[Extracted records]
========

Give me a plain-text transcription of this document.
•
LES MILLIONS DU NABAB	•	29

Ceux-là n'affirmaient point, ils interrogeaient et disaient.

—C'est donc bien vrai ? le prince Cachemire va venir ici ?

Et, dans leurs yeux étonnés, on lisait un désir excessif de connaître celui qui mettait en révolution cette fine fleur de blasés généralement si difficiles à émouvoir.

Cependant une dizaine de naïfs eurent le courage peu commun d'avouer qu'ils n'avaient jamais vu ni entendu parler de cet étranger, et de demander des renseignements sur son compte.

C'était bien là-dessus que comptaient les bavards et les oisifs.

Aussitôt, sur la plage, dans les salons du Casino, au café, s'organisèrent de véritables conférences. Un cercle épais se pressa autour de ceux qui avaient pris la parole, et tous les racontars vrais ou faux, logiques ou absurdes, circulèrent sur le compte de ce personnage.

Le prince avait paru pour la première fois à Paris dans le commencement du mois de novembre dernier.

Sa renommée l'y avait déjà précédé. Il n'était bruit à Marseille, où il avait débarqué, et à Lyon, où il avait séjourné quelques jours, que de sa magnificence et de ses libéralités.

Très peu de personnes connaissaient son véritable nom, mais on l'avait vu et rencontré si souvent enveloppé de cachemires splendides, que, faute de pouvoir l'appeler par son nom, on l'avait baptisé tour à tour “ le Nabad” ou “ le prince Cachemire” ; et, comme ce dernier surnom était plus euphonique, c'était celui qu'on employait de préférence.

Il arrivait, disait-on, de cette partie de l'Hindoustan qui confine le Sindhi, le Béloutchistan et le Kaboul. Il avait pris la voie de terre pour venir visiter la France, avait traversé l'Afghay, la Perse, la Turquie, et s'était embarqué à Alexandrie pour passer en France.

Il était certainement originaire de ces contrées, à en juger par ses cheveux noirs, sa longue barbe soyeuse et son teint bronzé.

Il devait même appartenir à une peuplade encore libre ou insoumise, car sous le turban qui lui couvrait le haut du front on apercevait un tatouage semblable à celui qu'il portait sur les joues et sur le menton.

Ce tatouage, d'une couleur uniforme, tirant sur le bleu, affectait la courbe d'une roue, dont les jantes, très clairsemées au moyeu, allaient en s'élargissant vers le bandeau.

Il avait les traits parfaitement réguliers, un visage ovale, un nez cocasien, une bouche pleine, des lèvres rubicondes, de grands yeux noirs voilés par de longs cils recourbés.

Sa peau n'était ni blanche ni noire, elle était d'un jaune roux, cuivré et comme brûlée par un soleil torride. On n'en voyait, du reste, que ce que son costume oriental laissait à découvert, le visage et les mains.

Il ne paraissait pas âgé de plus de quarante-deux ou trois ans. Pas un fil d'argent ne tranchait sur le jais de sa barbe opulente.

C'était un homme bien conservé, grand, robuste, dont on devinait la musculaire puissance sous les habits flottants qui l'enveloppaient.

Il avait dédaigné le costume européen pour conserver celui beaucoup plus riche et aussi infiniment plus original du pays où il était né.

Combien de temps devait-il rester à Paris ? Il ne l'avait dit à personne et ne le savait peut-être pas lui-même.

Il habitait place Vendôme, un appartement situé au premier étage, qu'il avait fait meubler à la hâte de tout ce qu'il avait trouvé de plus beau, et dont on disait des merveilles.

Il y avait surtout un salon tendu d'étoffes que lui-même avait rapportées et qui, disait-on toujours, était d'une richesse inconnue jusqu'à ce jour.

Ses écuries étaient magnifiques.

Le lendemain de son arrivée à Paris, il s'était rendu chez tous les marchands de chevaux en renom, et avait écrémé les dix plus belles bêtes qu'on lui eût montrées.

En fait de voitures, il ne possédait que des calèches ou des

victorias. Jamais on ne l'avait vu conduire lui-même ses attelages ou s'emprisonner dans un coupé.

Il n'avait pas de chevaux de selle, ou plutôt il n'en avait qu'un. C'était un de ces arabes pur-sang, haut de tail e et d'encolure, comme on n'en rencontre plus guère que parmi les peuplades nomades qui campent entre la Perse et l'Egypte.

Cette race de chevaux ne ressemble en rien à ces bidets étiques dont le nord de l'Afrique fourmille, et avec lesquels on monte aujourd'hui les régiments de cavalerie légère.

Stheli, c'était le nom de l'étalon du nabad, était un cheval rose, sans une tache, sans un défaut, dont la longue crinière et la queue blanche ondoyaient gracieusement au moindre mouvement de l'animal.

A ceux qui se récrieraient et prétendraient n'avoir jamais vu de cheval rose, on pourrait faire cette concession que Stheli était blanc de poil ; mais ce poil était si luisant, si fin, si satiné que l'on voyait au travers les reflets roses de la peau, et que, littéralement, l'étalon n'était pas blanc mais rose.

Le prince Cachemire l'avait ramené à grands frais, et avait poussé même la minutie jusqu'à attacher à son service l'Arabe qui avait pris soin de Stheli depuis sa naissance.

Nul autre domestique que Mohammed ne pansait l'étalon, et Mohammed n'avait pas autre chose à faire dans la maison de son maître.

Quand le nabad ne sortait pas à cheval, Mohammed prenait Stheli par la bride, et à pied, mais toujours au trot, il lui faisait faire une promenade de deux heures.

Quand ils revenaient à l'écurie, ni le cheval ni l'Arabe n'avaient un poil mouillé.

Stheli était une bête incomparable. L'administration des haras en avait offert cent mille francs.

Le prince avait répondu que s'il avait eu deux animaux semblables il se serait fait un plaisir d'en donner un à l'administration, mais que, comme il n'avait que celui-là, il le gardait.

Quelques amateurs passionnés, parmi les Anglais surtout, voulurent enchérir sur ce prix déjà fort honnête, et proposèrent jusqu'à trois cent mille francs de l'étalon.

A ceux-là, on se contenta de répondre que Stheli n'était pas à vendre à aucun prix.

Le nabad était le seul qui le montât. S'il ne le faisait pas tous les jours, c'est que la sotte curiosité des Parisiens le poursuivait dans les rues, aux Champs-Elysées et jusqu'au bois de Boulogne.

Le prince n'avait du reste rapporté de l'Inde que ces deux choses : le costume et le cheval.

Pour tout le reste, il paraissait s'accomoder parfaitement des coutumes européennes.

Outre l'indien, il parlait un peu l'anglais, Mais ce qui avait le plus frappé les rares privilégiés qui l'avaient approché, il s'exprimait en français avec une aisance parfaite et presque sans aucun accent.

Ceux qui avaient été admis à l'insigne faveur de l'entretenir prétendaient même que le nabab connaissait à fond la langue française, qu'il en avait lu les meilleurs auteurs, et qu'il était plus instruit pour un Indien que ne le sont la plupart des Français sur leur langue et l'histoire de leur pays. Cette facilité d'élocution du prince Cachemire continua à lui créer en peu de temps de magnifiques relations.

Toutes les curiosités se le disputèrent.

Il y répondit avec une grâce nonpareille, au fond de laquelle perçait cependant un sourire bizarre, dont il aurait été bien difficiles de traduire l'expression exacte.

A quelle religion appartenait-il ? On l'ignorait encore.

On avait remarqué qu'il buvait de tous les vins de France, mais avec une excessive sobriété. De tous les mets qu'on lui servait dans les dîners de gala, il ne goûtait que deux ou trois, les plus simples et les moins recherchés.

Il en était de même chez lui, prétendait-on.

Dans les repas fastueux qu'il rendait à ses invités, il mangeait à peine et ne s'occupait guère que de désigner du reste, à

========

### GOAL
Each line of the material above needs to be quoted exactly, please.

### OUTPUT OF THE TASK
Give me a plain-text transcription of this document.
•
LES MILLIONS DU NABAB	•	29

Ceux-là n'affirmaient point, ils interrogeaient et disaient.

—C'est donc bien vrai ? le prince Cachemire va venir ici ?

Et, dans leurs yeux étonnés, on lisait un désir excessif de connaître celui qui mettait en révolution cette fine fleur de blasés généralement si difficiles à émouvoir.

Cependant une dizaine de naïfs eurent le courage peu commun d'avouer qu'ils n'avaient jamais vu ni entendu parler de cet étranger, et de demander des renseignements sur son compte.

C'était bien là-dessus que comptaient les bavards et les oisifs.

Aussitôt, sur la plage, dans les salons du Casino, au café, s'organisèrent de véritables conférences. Un cercle épais se pressa autour de ceux qui avaient pris la parole, et tous les racontars vrais ou faux, logiques ou absurdes, circulèrent sur le compte de ce personnage.

Le prince avait paru pour la première fois à Paris dans le commencement du mois de novembre dernier.

Sa renommée l'y avait déjà précédé. Il n'était bruit à Marseille, où il avait débarqué, et à Lyon, où il avait séjourné quelques jours, que de sa magnificence et de ses libéralités.

Très peu de personnes connaissaient son véritable nom, mais on l'avait vu et rencontré si souvent enveloppé de cachemires splendides, que, faute de pouvoir l'appeler par son nom, on l'avait baptisé tour à tour “ le Nabad” ou “ le prince Cachemire” ; et, comme ce dernier surnom était plus euphonique, c'était celui qu'on employait de préférence.

Il arrivait, disait-on, de cette partie de l'Hindoustan qui confine le Sindhi, le Béloutchistan et le Kaboul. Il avait pris la voie de terre pour venir visiter la France, avait traversé l'Afghay, la Perse, la Turquie, et s'était embarqué à Alexandrie pour passer en France.

Il était certainement originaire de ces contrées, à en juger par ses cheveux noirs, sa longue barbe soyeuse et son teint bronzé.

Il devait même appartenir à une peuplade encore libre ou insoumise, car sous le turban qui lui couvrait le haut du front on apercevait un tatouage semblable à celui qu'il portait sur les joues et sur le menton.

Ce tatouage, d'une couleur uniforme, tirant sur le bleu, affectait la courbe d'une roue, dont les jantes, très clairsemées au moyeu, allaient en s'élargissant vers le bandeau.

Il avait les traits parfaitement réguliers, un visage ovale, un nez cocasien, une bouche pleine, des lèvres rubicondes, de grands yeux noirs voilés par de longs cils recourbés.

Sa peau n'était ni blanche ni noire, elle était d'un jaune roux, cuivré et comme brûlée par un soleil torride. On n'en voyait, du reste, que ce que son costume oriental laissait à découvert, le visage et les mains.

Il ne paraissait pas âgé de plus de quarante-deux ou trois ans. Pas un fil d'argent ne tranchait sur le jais de sa barbe opulente.

C'était un homme bien conservé, grand, robuste, dont on devinait la musculaire puissance sous les habits flottants qui l'enveloppaient.

Il avait dédaigné le costume européen pour conserver celui beaucoup plus riche et aussi infiniment plus original du pays où il était né.

Combien de temps devait-il rester à Paris ? Il ne l'avait dit à personne et ne le savait peut-être pas lui-même.

Il habitait place Vendôme, un appartement situé au premier étage, qu'il avait fait meubler à la hâte de tout ce qu'il avait trouvé de plus beau, et dont on disait des merveilles.

Il y avait surtout un salon tendu d'étoffes que lui-même avait rapportées et qui, disait-on toujours, était d'une richesse inconnue jusqu'à ce jour.

Ses écuries étaient magnifiques.

Le lendemain de son arrivée à Paris, il s'était rendu chez tous les marchands de chevaux en renom, et avait écrémé les dix plus belles bêtes qu'on lui eût montrées.

En fait de voitures, il ne possédait que des calèches ou des

victorias. Jamais on ne l'avait vu conduire lui-même ses attelages ou s'emprisonner dans un coupé.

Il n'avait pas de chevaux de selle, ou plutôt il n'en avait qu'un. C'était un de ces arabes pur-sang, haut de tail e et d'encolure, comme on n'en rencontre plus guère que parmi les peuplades nomades qui campent entre la Perse et l'Egypte.

Cette race de chevaux ne ressemble en rien à ces bidets étiques dont le nord de l'Afrique fourmille, et avec lesquels on monte aujourd'hui les régiments de cavalerie légère.

Stheli, c'était le nom de l'étalon du nabad, était un cheval rose, sans une tache, sans un défaut, dont la longue crinière et la queue blanche ondoyaient gracieusement au moindre mouvement de l'animal.

A ceux qui se récrieraient et prétendraient n'avoir jamais vu de cheval rose, on pourrait faire cette concession que Stheli était blanc de poil ; mais ce poil était si luisant, si fin, si satiné que l'on voyait au travers les reflets roses de la peau, et que, littéralement, l'étalon n'était pas blanc mais rose.

Le prince Cachemire l'avait ramené à grands frais, et avait poussé même la minutie jusqu'à attacher à son service l'Arabe qui avait pris soin de Stheli depuis sa naissance.

Nul autre domestique que Mohammed ne pansait l'étalon, et Mohammed n'avait pas autre chose à faire dans la maison de son maître.

Quand le nabad ne sortait pas à cheval, Mohammed prenait Stheli par la bride, et à pied, mais toujours au trot, il lui faisait faire une promenade de deux heures.

Quand ils revenaient à l'écurie, ni le cheval ni l'Arabe n'avaient un poil mouillé.

Stheli était une bête incomparable. L'administration des haras en avait offert cent mille francs.

Le prince avait répondu que s'il avait eu deux animaux semblables il se serait fait un plaisir d'en donner un à l'administration, mais que, comme il n'avait que celui-là, il le gardait.

Quelques amateurs passionnés, parmi les Anglais surtout, voulurent enchérir sur ce prix déjà fort honnête, et proposèrent jusqu'à trois cent mille francs de l'étalon.

A ceux-là, on se contenta de répondre que Stheli n'était pas à vendre à aucun prix.

Le nabad était le seul qui le montât. S'il ne le faisait pas tous les jours, c'est que la sotte curiosité des Parisiens le poursuivait dans les rues, aux Champs-Elysées et jusqu'au bois de Boulogne.

Le prince n'avait du reste rapporté de l'Inde que ces deux choses : le costume et le cheval.

Pour tout le reste, il paraissait s'accomoder parfaitement des coutumes européennes.

Outre l'indien, il parlait un peu l'anglais, Mais ce qui avait le plus frappé les rares privilégiés qui l'avaient approché, il s'exprimait en français avec une aisance parfaite et presque sans aucun accent.

Ceux qui avaient été admis à l'insigne faveur de l'entretenir prétendaient même que le nabab connaissait à fond la langue française, qu'il en avait lu les meilleurs auteurs, et qu'il était plus instruit pour un Indien que ne le sont la plupart des Français sur leur langue et l'histoire de leur pays. Cette facilité d'élocution du prince Cachemire continua à lui créer en peu de temps de magnifiques relations.

Toutes les curiosités se le disputèrent.

Il y répondit avec une grâce nonpareille, au fond de laquelle perçait cependant un sourire bizarre, dont il aurait été bien difficiles de traduire l'expression exacte.

A quelle religion appartenait-il ? On l'ignorait encore.

On avait remarqué qu'il buvait de tous les vins de France, mais avec une excessive sobriété. De tous les mets qu'on lui servait dans les dîners de gala, il ne goûtait que deux ou trois, les plus simples et les moins recherchés.

Il en était de même chez lui, prétendait-on.

Dans les repas fastueux qu'il rendait à ses invités, il mangeait à peine et ne s'occupait guère que de désigner du reste, à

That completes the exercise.